_INSTRUCTIONS FOR THE TASK:_
In the data, extract each line that holds the string "title".

+++ RECORDS FOR THE TASK

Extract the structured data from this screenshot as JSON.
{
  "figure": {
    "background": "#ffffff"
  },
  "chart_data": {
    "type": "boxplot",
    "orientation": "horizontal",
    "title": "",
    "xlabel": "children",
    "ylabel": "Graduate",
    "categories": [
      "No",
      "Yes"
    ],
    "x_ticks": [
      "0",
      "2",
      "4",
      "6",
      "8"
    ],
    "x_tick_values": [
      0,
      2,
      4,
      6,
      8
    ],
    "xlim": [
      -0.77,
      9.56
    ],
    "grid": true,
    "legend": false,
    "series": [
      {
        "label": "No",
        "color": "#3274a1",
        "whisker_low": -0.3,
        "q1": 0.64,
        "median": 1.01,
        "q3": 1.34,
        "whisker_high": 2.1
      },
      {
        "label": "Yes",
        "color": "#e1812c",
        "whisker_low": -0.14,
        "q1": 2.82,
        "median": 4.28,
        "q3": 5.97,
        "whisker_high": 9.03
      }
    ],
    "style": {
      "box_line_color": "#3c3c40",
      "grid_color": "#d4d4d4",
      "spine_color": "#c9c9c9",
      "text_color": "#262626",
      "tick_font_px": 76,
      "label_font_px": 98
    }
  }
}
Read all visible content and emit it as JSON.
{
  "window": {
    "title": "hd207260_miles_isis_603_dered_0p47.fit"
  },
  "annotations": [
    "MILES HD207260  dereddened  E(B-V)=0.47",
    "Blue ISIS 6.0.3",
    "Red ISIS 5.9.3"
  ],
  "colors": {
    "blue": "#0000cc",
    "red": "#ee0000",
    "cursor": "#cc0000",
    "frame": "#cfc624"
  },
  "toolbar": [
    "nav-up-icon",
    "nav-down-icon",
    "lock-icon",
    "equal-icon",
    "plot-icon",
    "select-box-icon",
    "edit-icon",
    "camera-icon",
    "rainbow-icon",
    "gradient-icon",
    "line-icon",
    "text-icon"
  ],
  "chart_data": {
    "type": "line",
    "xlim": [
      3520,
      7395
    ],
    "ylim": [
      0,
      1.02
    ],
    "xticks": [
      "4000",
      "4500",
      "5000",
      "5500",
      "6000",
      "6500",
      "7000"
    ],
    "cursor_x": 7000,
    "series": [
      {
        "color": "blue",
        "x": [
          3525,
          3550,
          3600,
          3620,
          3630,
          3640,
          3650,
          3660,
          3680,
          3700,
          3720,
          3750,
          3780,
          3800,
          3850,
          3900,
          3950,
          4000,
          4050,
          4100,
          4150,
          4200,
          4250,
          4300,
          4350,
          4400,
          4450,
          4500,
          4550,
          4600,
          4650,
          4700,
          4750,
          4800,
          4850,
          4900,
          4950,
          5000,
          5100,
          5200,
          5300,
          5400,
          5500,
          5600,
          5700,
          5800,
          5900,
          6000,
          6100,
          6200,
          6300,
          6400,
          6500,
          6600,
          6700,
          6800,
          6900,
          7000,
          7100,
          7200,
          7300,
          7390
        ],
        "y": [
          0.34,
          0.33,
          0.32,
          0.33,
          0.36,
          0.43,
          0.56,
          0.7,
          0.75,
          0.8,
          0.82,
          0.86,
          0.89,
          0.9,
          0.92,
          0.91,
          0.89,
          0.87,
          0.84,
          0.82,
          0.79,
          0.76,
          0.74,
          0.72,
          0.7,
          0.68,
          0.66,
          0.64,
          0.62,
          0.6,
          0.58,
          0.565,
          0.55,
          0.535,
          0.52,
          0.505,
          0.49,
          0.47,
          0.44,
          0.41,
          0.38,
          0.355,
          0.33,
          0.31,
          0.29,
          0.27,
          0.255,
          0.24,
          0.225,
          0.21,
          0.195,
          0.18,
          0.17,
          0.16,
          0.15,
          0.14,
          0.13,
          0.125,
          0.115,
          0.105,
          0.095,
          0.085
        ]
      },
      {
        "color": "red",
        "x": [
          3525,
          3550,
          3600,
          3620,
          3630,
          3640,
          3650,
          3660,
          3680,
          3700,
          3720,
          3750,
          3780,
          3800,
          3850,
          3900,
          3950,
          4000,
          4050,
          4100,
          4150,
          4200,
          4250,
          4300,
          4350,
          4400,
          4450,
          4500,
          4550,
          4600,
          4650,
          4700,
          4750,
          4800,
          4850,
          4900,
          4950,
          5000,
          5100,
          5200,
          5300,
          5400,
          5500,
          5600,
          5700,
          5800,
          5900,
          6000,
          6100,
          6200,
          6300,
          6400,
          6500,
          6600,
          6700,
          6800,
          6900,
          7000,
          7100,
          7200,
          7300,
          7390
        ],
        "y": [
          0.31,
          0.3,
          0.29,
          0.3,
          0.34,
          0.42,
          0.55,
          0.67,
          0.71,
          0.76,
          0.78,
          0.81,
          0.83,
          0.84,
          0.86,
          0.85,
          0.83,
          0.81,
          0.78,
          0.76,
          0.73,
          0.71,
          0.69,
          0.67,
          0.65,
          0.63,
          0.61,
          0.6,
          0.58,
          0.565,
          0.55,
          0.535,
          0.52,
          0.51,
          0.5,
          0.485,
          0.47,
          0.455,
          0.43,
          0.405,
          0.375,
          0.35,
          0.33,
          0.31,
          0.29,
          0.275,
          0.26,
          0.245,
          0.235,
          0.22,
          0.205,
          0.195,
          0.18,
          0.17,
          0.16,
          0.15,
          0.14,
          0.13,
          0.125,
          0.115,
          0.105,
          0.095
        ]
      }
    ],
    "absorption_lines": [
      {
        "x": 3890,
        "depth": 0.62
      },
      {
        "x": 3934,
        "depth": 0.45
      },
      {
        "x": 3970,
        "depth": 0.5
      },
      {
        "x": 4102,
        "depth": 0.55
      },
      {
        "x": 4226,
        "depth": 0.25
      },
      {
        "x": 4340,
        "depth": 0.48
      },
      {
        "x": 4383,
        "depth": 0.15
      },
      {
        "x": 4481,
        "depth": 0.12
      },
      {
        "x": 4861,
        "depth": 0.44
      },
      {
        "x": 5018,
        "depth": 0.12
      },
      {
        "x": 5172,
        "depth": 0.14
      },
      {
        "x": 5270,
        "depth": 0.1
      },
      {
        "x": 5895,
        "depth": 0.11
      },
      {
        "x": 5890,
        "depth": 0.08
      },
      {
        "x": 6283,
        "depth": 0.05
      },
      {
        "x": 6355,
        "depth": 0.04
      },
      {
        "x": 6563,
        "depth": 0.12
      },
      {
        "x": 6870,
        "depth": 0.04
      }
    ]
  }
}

++++++

_EXERCISE RESPONSE:_
    "title": "",
    "title": "hd207260_miles_isis_603_dered_0p47.fit"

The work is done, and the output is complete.